Short exercise:
Copy every line of the data that contains the string "drücken".
━━ Data
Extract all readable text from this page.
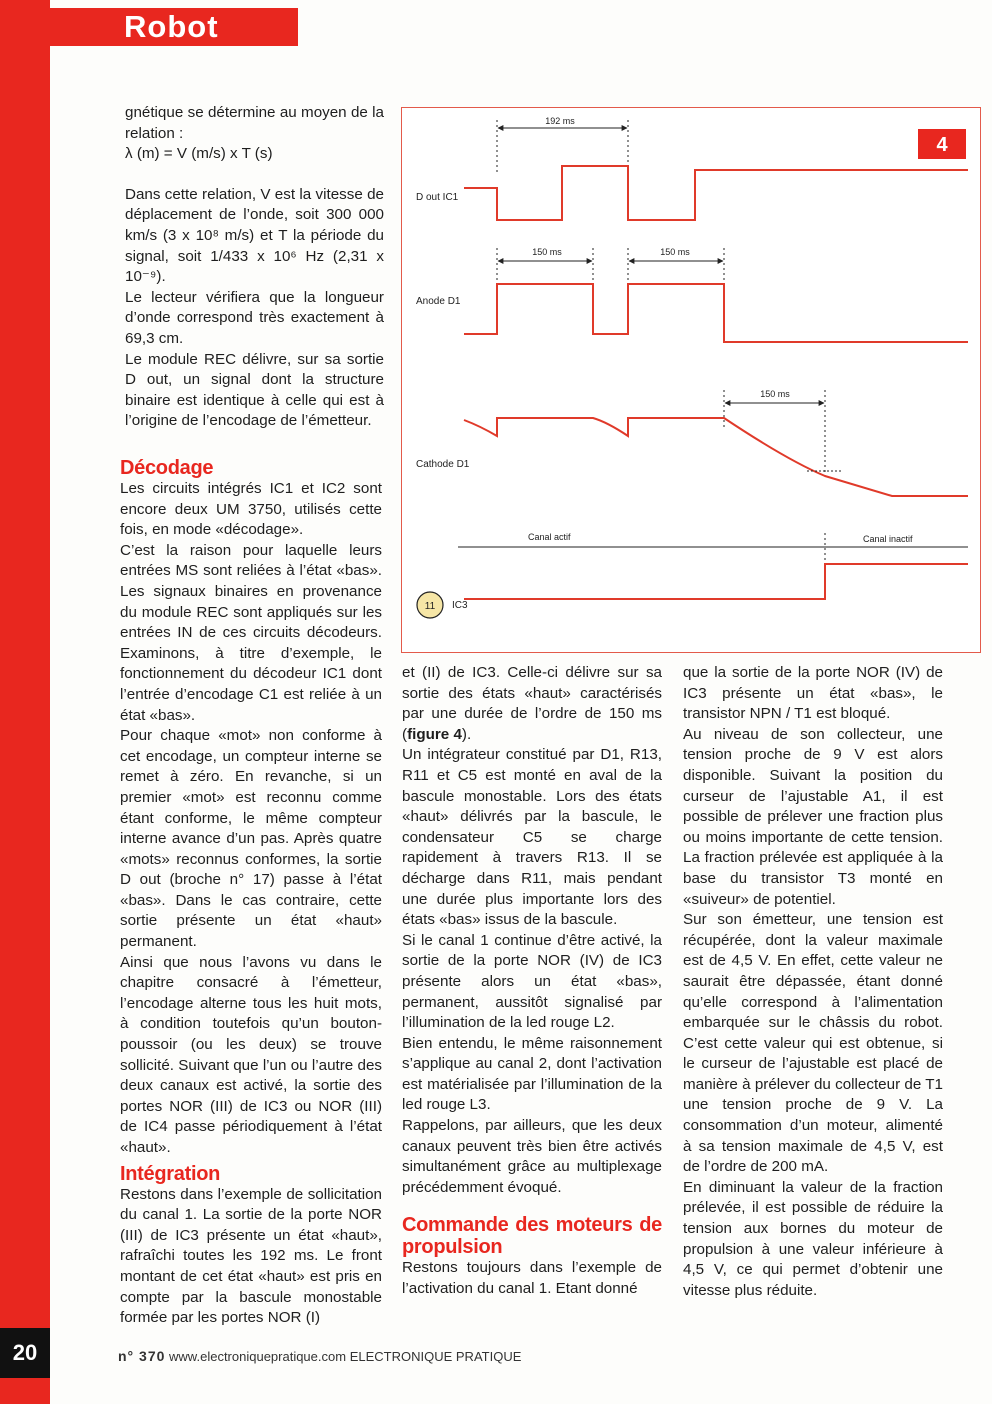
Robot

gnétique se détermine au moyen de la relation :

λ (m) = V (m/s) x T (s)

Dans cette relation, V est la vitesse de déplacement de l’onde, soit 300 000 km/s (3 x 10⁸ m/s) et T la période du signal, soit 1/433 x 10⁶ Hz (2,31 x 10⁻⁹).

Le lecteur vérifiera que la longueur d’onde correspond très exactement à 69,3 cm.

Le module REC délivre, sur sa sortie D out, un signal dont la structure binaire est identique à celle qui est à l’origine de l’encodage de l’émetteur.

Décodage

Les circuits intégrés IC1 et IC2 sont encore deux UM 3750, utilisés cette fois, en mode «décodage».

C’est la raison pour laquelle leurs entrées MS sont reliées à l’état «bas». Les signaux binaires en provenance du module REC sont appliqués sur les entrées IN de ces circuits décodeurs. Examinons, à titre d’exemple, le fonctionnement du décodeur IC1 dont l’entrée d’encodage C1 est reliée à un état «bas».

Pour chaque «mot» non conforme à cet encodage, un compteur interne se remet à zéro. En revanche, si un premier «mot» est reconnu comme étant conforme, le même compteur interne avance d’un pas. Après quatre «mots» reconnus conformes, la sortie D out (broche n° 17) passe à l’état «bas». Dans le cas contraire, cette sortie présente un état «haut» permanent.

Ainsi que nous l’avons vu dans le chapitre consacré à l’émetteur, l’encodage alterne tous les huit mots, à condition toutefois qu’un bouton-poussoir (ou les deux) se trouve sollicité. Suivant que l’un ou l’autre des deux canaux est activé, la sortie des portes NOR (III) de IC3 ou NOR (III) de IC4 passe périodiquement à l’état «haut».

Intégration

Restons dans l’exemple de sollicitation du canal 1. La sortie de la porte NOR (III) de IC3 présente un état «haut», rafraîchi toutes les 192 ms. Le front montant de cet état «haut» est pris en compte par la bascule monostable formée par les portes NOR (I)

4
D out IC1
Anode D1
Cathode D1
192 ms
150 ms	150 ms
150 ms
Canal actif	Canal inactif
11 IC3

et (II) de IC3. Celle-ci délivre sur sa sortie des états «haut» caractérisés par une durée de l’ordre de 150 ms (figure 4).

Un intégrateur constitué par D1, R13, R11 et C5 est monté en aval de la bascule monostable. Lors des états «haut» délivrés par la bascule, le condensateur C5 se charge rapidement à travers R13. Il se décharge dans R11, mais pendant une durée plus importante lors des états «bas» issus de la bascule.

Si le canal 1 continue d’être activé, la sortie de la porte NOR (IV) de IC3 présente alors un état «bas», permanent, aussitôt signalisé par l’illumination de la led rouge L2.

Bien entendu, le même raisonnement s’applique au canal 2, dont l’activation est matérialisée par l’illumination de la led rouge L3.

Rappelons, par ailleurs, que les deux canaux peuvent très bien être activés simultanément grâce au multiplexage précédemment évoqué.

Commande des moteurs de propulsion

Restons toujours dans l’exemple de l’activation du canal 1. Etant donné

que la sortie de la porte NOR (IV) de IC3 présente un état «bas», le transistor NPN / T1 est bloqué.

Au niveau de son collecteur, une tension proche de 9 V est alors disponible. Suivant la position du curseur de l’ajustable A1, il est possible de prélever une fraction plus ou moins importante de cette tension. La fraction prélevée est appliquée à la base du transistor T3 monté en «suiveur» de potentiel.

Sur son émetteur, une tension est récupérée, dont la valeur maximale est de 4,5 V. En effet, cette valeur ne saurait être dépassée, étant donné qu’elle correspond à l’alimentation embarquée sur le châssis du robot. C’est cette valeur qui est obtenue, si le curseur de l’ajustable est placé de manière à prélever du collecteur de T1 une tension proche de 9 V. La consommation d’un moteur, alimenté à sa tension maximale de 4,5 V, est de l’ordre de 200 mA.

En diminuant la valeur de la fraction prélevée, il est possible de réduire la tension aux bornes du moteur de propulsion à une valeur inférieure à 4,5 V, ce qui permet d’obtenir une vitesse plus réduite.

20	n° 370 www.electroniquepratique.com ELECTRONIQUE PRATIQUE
━━━━
━━ Data
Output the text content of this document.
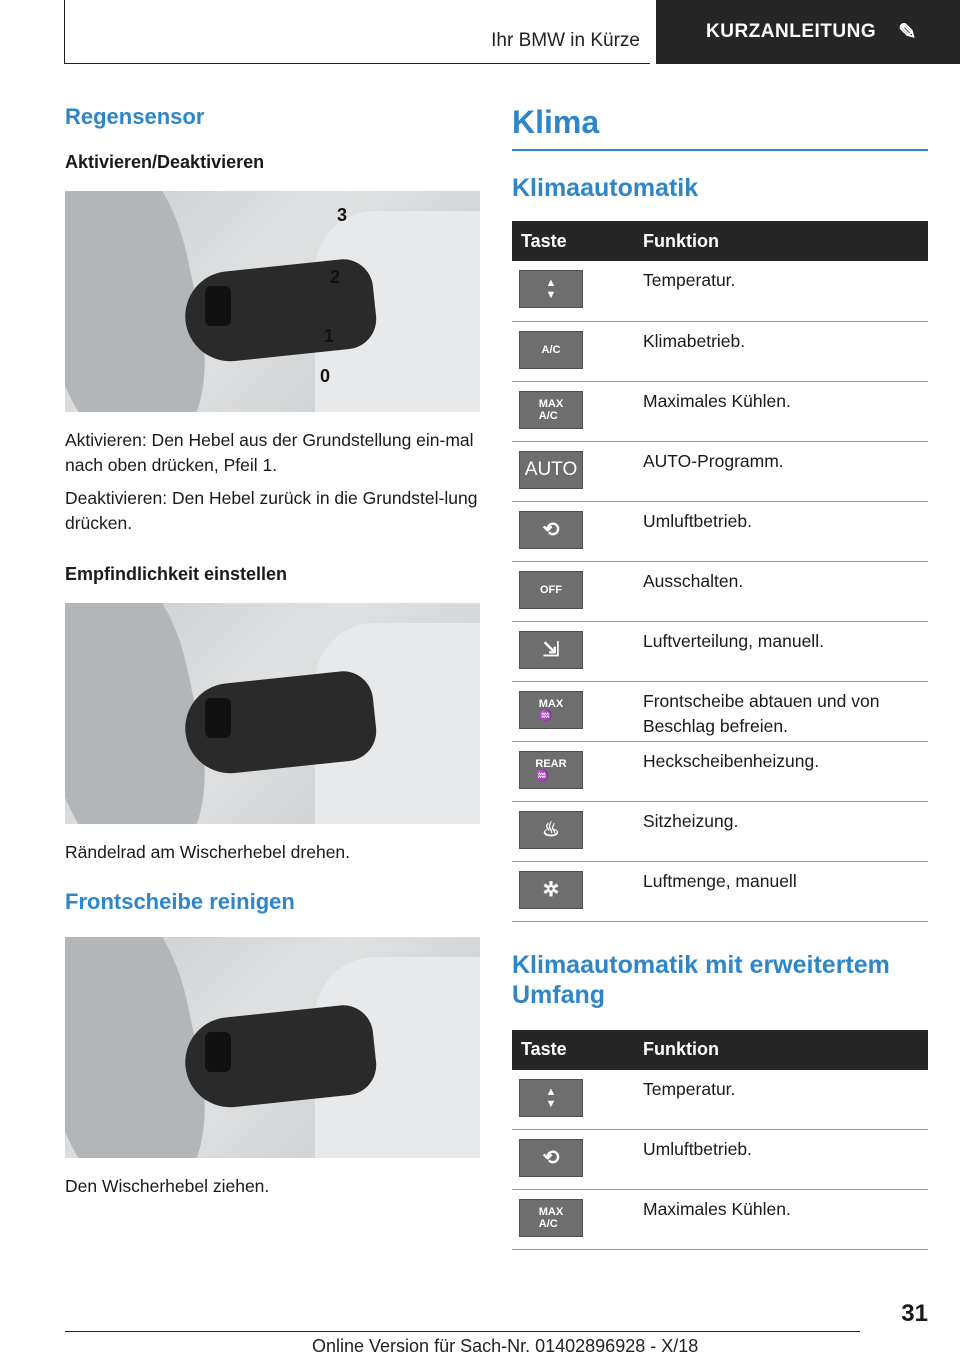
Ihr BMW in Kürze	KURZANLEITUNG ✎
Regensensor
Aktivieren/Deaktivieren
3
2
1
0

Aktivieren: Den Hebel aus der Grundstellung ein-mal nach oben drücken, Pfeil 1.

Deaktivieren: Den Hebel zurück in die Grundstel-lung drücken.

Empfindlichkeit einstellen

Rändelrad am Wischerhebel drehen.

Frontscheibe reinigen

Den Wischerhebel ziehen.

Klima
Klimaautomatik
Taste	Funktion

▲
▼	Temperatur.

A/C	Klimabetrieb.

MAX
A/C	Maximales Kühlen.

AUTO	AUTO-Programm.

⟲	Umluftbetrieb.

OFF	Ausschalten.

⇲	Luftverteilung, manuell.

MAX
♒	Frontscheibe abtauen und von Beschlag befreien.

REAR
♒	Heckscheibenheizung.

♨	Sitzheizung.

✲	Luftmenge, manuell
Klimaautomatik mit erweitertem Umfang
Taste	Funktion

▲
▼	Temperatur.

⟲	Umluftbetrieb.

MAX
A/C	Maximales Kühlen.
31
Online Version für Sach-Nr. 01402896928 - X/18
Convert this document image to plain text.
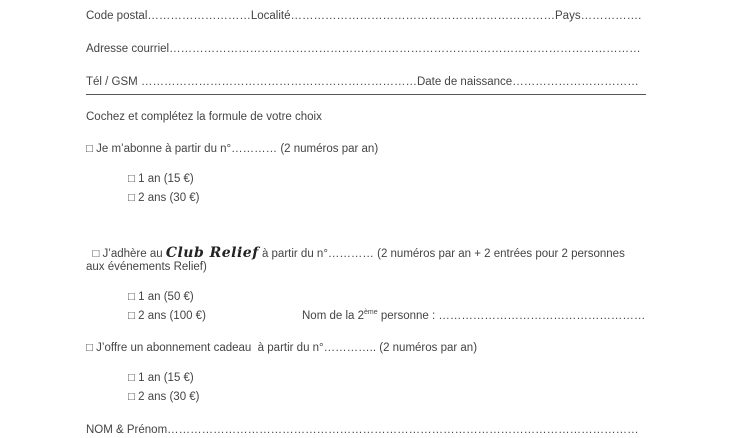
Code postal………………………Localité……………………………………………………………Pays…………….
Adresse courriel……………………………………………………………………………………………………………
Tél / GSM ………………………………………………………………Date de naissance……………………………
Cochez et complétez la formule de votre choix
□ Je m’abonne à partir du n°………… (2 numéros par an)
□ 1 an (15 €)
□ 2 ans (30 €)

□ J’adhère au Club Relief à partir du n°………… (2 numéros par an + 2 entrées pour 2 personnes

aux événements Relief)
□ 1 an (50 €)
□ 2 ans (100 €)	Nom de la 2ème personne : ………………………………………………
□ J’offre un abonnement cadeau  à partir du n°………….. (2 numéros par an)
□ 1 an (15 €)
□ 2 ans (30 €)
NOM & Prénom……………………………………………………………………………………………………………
━━━━
Task output:
Aktivieren: Den Hebel aus der Grundstellung ein-mal nach oben drücken, Pfeil 1.
Deaktivieren: Den Hebel zurück in die Grundstel-lung drücken.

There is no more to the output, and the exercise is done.